→ **EXERCISE AIM**
Each entry here needs to be set down again exactly, please; pictures are left out.

—————

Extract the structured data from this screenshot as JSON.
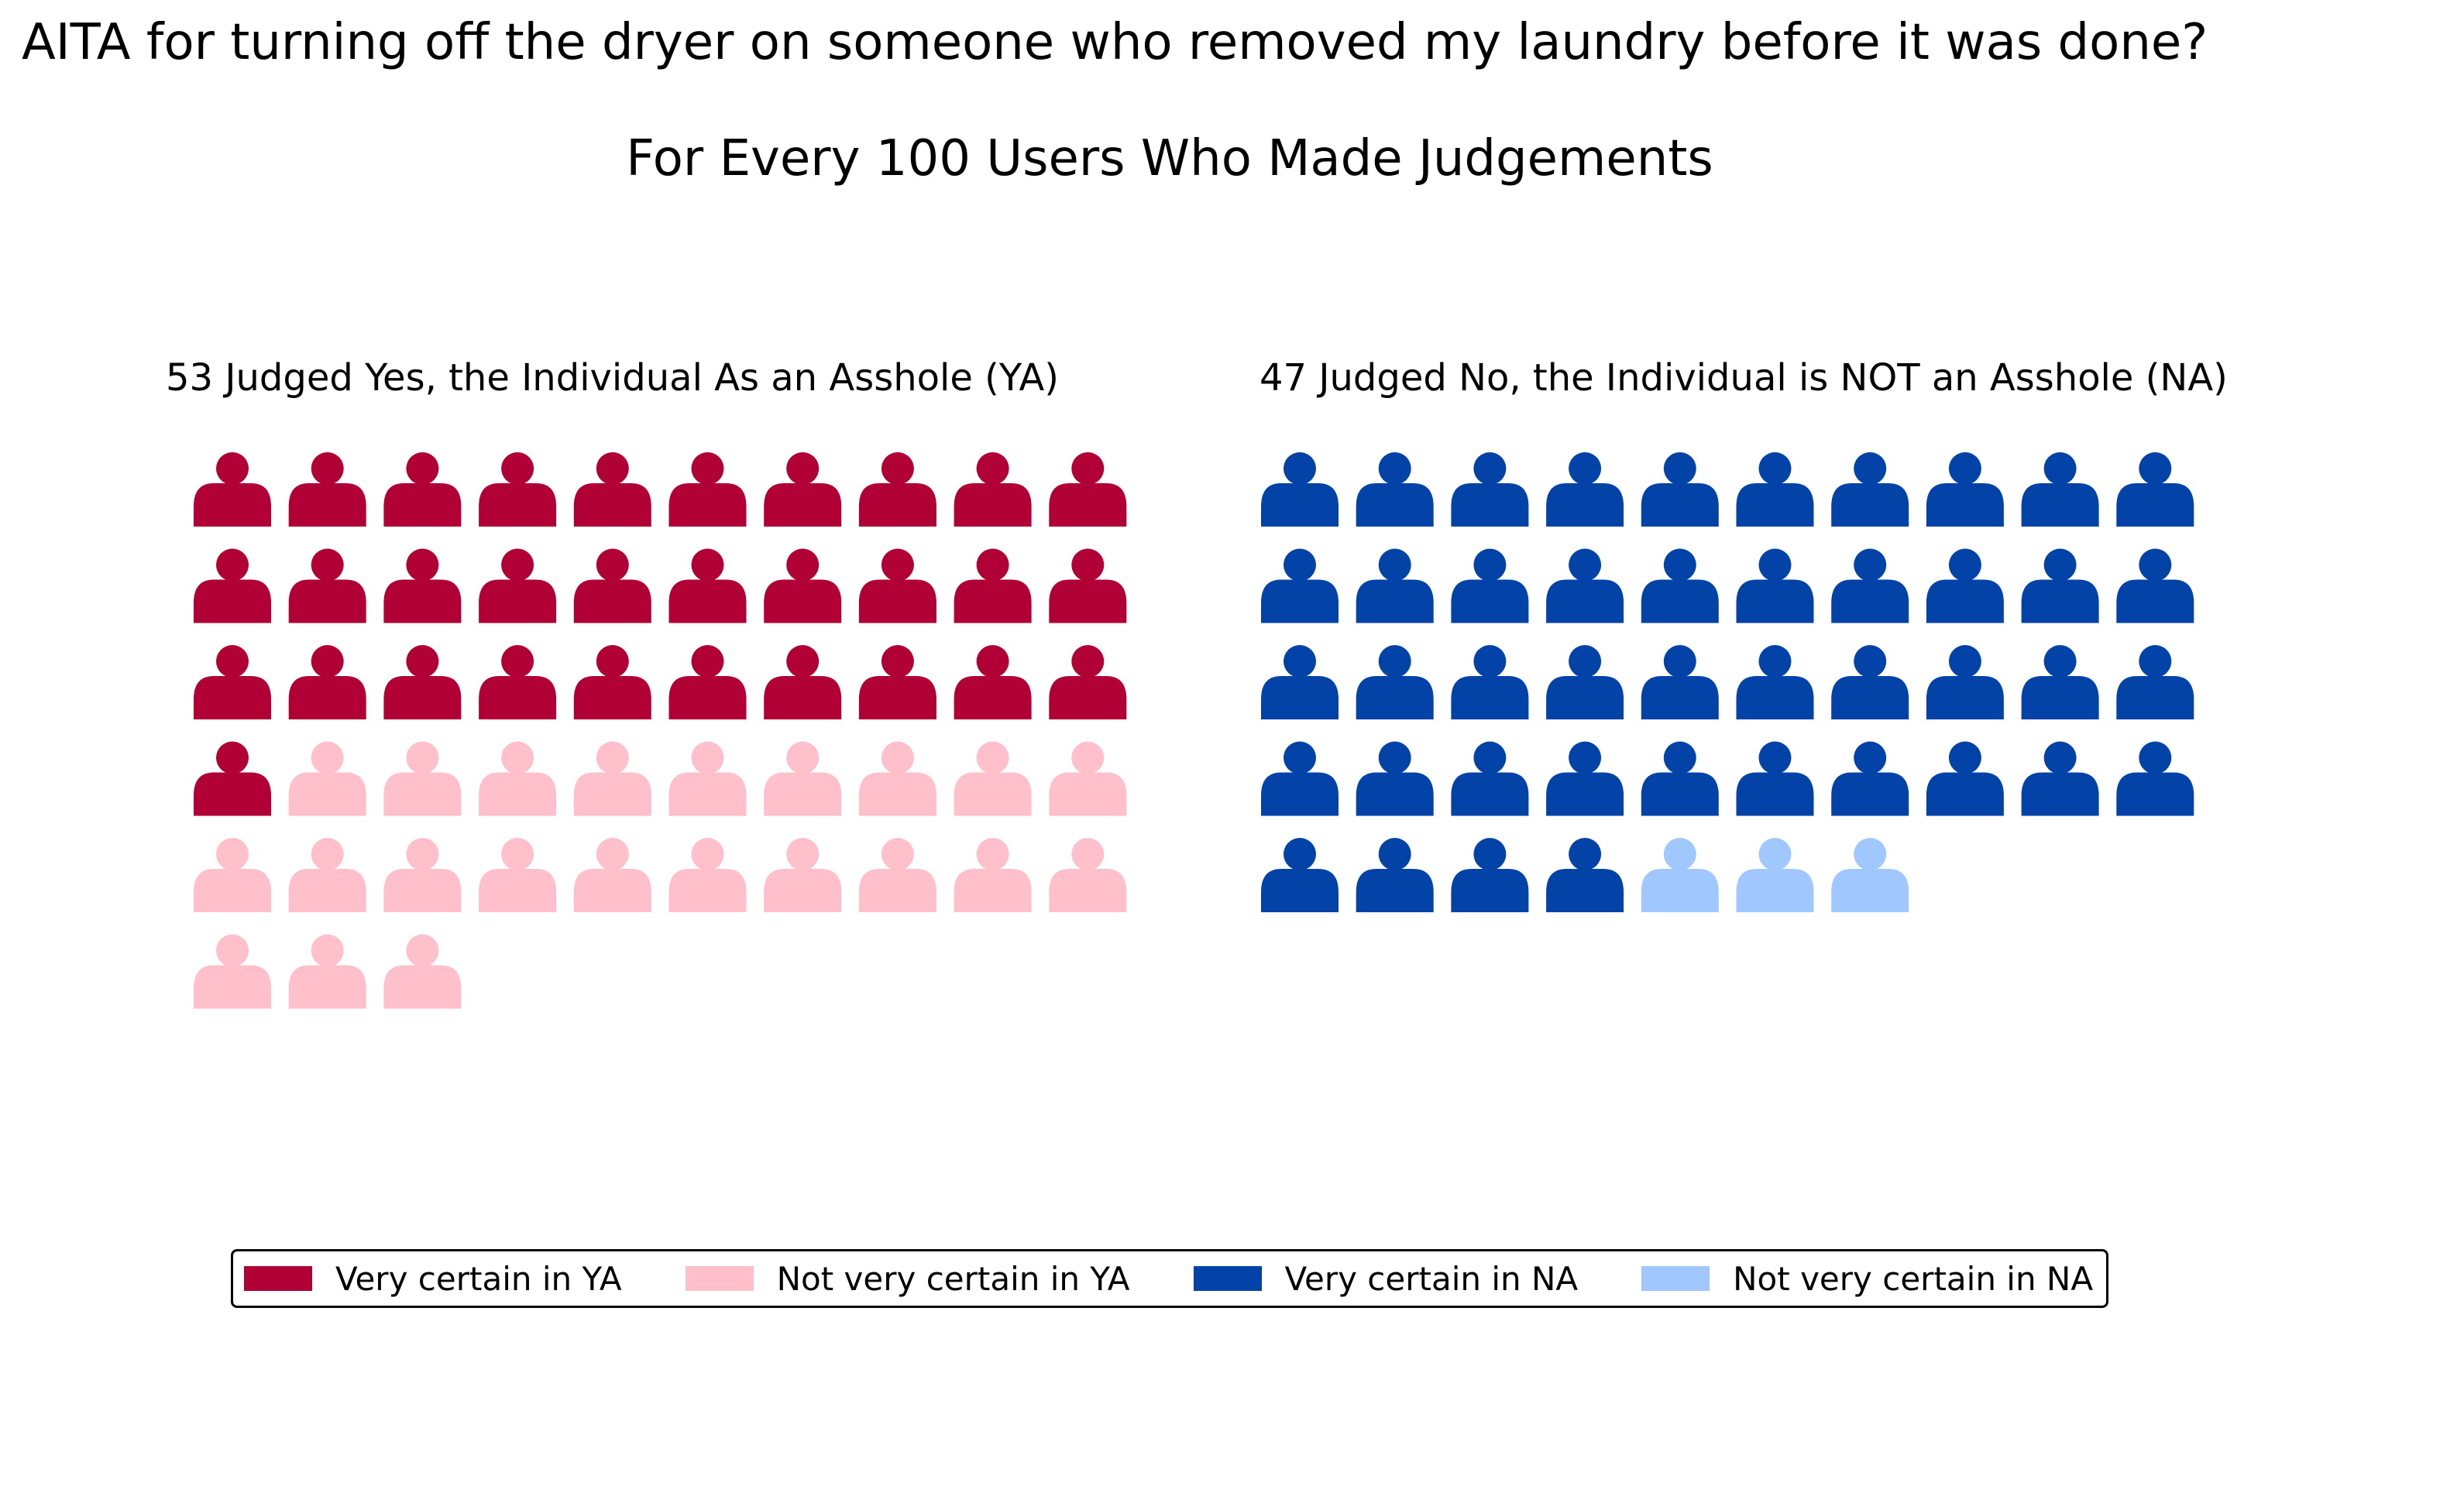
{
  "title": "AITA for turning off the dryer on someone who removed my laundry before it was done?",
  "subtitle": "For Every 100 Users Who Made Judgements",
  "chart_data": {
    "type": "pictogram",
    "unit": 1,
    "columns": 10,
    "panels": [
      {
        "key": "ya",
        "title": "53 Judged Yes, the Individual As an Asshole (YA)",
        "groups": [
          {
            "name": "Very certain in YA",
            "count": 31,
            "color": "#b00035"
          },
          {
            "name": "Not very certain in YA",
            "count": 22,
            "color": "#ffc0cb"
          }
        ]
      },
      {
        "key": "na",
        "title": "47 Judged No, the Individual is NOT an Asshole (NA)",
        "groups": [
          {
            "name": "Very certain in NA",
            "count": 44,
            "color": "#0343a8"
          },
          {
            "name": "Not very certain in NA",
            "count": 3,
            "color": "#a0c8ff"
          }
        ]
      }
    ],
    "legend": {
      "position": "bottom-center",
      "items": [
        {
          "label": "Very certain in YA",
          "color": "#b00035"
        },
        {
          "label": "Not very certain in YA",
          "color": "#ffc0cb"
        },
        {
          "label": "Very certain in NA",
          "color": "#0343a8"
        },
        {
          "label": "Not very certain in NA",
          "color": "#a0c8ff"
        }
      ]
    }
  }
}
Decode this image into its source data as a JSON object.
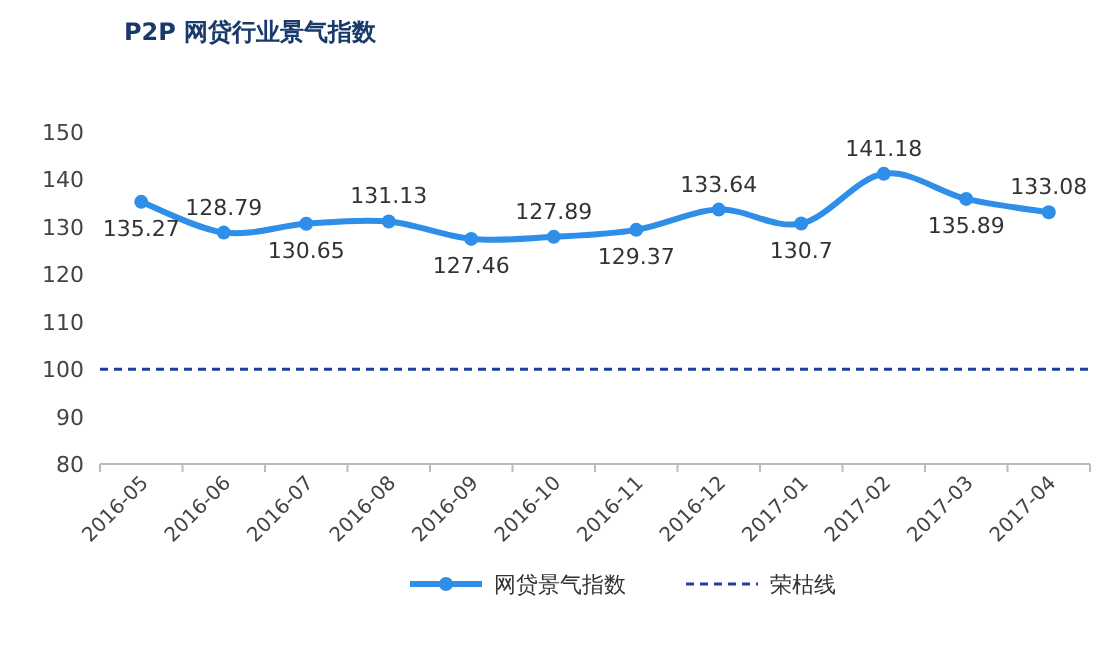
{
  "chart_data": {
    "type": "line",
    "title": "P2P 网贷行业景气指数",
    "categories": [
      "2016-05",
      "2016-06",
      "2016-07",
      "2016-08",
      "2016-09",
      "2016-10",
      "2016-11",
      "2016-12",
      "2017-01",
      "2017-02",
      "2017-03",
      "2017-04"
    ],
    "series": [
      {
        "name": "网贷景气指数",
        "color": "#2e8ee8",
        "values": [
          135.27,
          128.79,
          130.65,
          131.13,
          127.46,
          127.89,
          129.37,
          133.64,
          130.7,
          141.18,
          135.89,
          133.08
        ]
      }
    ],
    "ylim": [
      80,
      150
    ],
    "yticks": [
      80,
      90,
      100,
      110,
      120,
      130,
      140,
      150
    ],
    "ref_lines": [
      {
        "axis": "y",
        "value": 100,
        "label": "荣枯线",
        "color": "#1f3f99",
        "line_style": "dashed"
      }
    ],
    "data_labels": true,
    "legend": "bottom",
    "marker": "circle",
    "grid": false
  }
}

—————

→ **TASK RESULT**
Extract the structured data from this screenshot as JSON.
{
  "title": "AITA for turning off the dryer on someone who removed my laundry before it was done?",
  "subtitle": "For Every 100 Users Who Made Judgements",
  "chart_data": {
    "type": "pictogram",
    "unit": 1,
    "columns": 10,
    "panels": [
      {
        "key": "ya",
        "title": "53 Judged Yes, the Individual As an Asshole (YA)",
        "groups": [
          {
            "name": "Very certain in YA",
            "count": 31,
            "color": "#b00035"
          },
          {
            "name": "Not very certain in YA",
            "count": 22,
            "color": "#ffc0cb"
          }
        ]
      },
      {
        "key": "na",
        "title": "47 Judged No, the Individual is NOT an Asshole (NA)",
        "groups": [
          {
            "name": "Very certain in NA",
            "count": 44,
            "color": "#0343a8"
          },
          {
            "name": "Not very certain in NA",
            "count": 3,
            "color": "#a0c8ff"
          }
        ]
      }
    ],
    "legend": {
      "position": "bottom-center",
      "items": [
        {
          "label": "Very certain in YA",
          "color": "#b00035"
        },
        {
          "label": "Not very certain in YA",
          "color": "#ffc0cb"
        },
        {
          "label": "Very certain in NA",
          "color": "#0343a8"
        },
        {
          "label": "Not very certain in NA",
          "color": "#a0c8ff"
        }
      ]
    }
  }
}
Decode this image into its source data as a JSON object.
{
  "chart_data": {
    "type": "line",
    "title": "P2P 网贷行业景气指数",
    "categories": [
      "2016-05",
      "2016-06",
      "2016-07",
      "2016-08",
      "2016-09",
      "2016-10",
      "2016-11",
      "2016-12",
      "2017-01",
      "2017-02",
      "2017-03",
      "2017-04"
    ],
    "series": [
      {
        "name": "网贷景气指数",
        "color": "#2e8ee8",
        "values": [
          135.27,
          128.79,
          130.65,
          131.13,
          127.46,
          127.89,
          129.37,
          133.64,
          130.7,
          141.18,
          135.89,
          133.08
        ]
      }
    ],
    "ylim": [
      80,
      150
    ],
    "yticks": [
      80,
      90,
      100,
      110,
      120,
      130,
      140,
      150
    ],
    "ref_lines": [
      {
        "axis": "y",
        "value": 100,
        "label": "荣枯线",
        "color": "#1f3f99",
        "line_style": "dashed"
      }
    ],
    "data_labels": true,
    "legend": "bottom",
    "marker": "circle",
    "grid": false
  }
}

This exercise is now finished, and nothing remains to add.